For the data below, work out how many lines include the string "responses" and report only the number.

┄┄┄┄┄┄

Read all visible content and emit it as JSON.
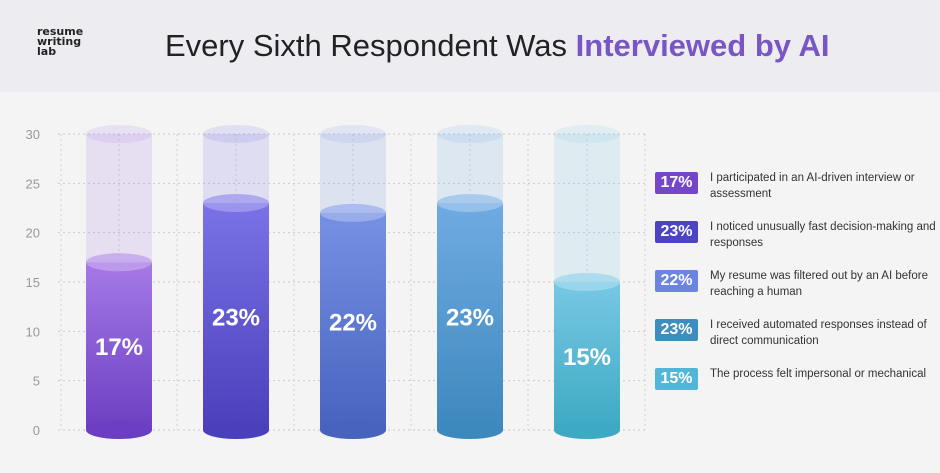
{
  "logo": {
    "text_lines": [
      "resume",
      "writing",
      "lab"
    ]
  },
  "header": {
    "title_plain": "Every Sixth Respondent Was ",
    "title_highlight": "Interviewed by AI"
  },
  "chart_data": {
    "type": "bar",
    "style": "cylinder",
    "ylim": [
      0,
      30
    ],
    "yticks": [
      "0",
      "5",
      "10",
      "15",
      "20",
      "25",
      "30"
    ],
    "grid": true,
    "values": [
      17,
      23,
      22,
      23,
      15
    ],
    "labels": [
      "17%",
      "23%",
      "22%",
      "23%",
      "15%"
    ],
    "colors": [
      [
        "#a57ae6",
        "#6c3fc2"
      ],
      [
        "#7a72e6",
        "#4a40bb"
      ],
      [
        "#7691e4",
        "#4763bd"
      ],
      [
        "#70abe3",
        "#3d88bd"
      ],
      [
        "#78c8e4",
        "#3ea9c3"
      ]
    ],
    "legend_placement": "right",
    "legend": [
      {
        "value": "17%",
        "text": "I participated in an AI-driven interview or assessment",
        "color": "#7446c8"
      },
      {
        "value": "23%",
        "text": "I noticed unusually fast decision-making and responses",
        "color": "#4d44c4"
      },
      {
        "value": "22%",
        "text": "My resume was filtered out by an AI before reaching a human",
        "color": "#6a84e0"
      },
      {
        "value": "23%",
        "text": "I received automated responses instead of direct communication",
        "color": "#3e8dbf"
      },
      {
        "value": "15%",
        "text": "The process felt impersonal or mechanical",
        "color": "#53b5d8"
      }
    ]
  }
}
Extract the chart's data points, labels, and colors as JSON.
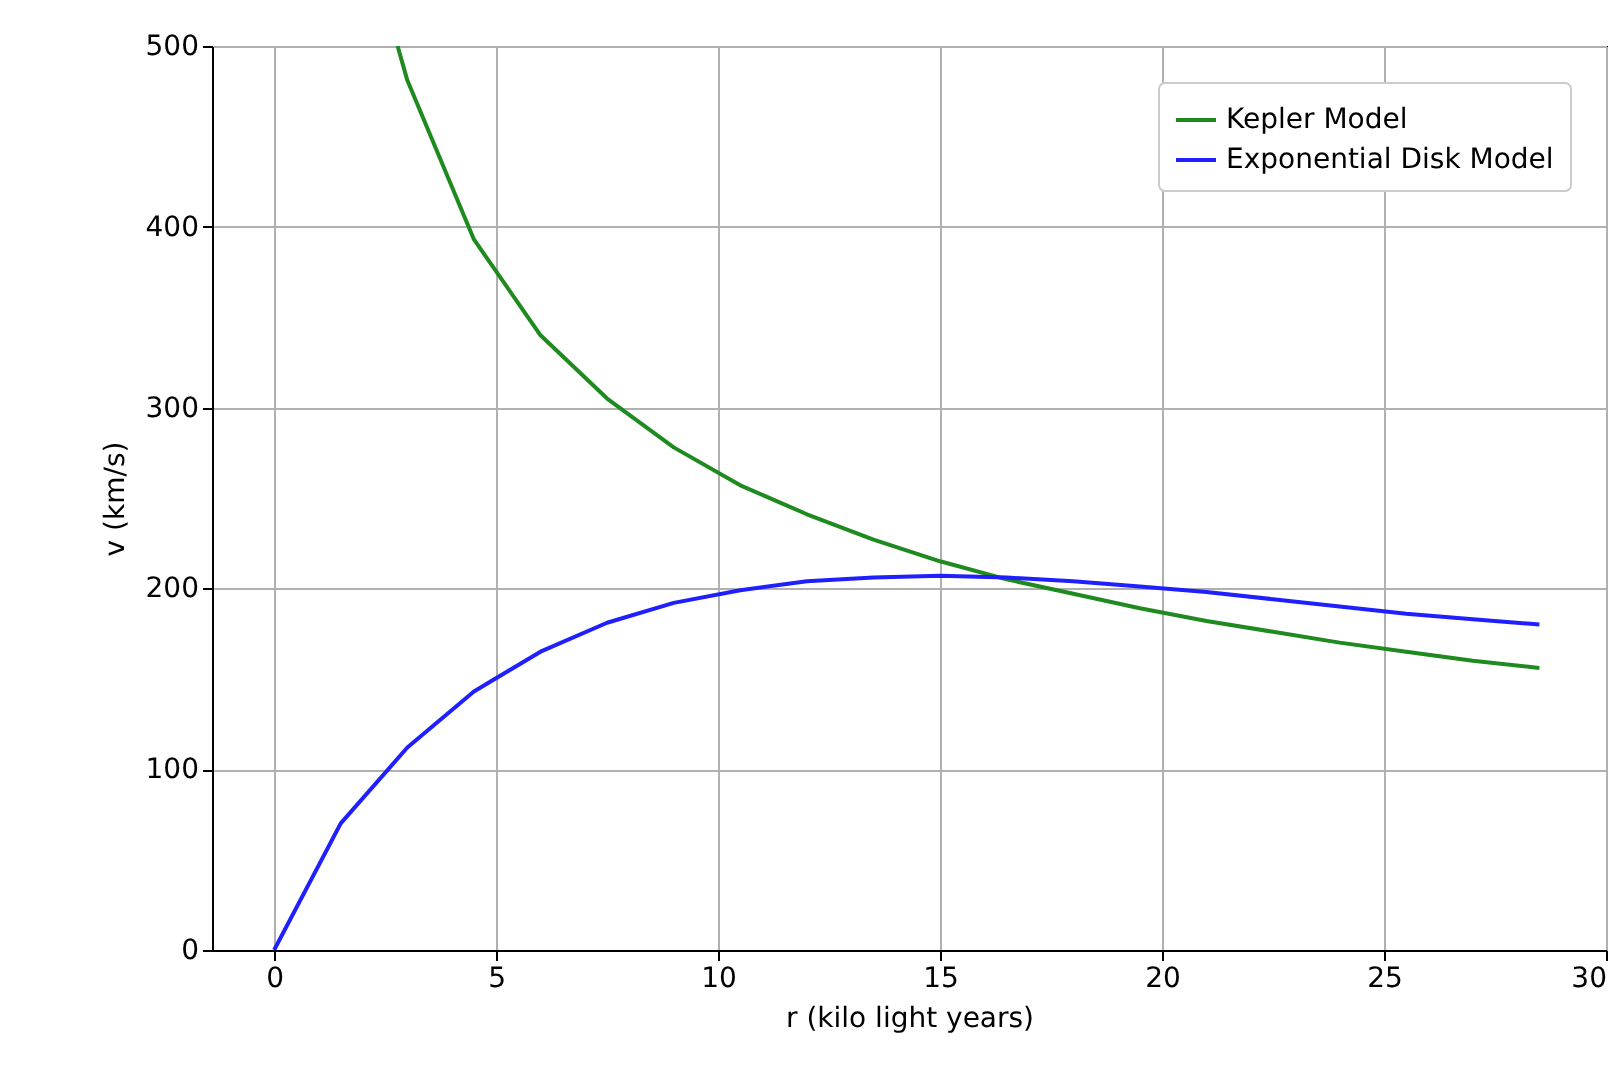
{
  "chart_data": {
    "type": "line",
    "xlabel": "r (kilo light years)",
    "ylabel": "v (km/s)",
    "xlim": [
      -1.4,
      30
    ],
    "xticks": [
      0,
      5,
      10,
      15,
      20,
      25,
      30
    ],
    "ylim": [
      0,
      500
    ],
    "yticks": [
      0,
      100,
      200,
      300,
      400,
      500
    ],
    "grid": true,
    "legend": "top right",
    "series": [
      {
        "name": "Kepler Model",
        "color": "#1f8a1f",
        "x": [
          2.78,
          3,
          4.5,
          6,
          7.5,
          9,
          10.5,
          12,
          13.5,
          15,
          16.5,
          18,
          19.5,
          21,
          22.5,
          24,
          25.5,
          27,
          28.5
        ],
        "values": [
          500,
          481,
          393,
          340,
          305,
          278,
          257,
          241,
          227,
          215,
          205,
          197,
          189,
          182,
          176,
          170,
          165,
          160,
          156
        ]
      },
      {
        "name": "Exponential Disk Model",
        "color": "#1f1fff",
        "x": [
          0,
          1.5,
          3,
          4.5,
          6,
          7.5,
          9,
          10.5,
          12,
          13.5,
          15,
          16.5,
          18,
          19.5,
          21,
          22.5,
          24,
          25.5,
          27,
          28.5
        ],
        "values": [
          0,
          70,
          112,
          143,
          165,
          181,
          192,
          199,
          204,
          206,
          207,
          206,
          204,
          201,
          198,
          194,
          190,
          186,
          183,
          180
        ]
      }
    ]
  }
}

┄┄┄┄┄┄

FULL ANSWER
2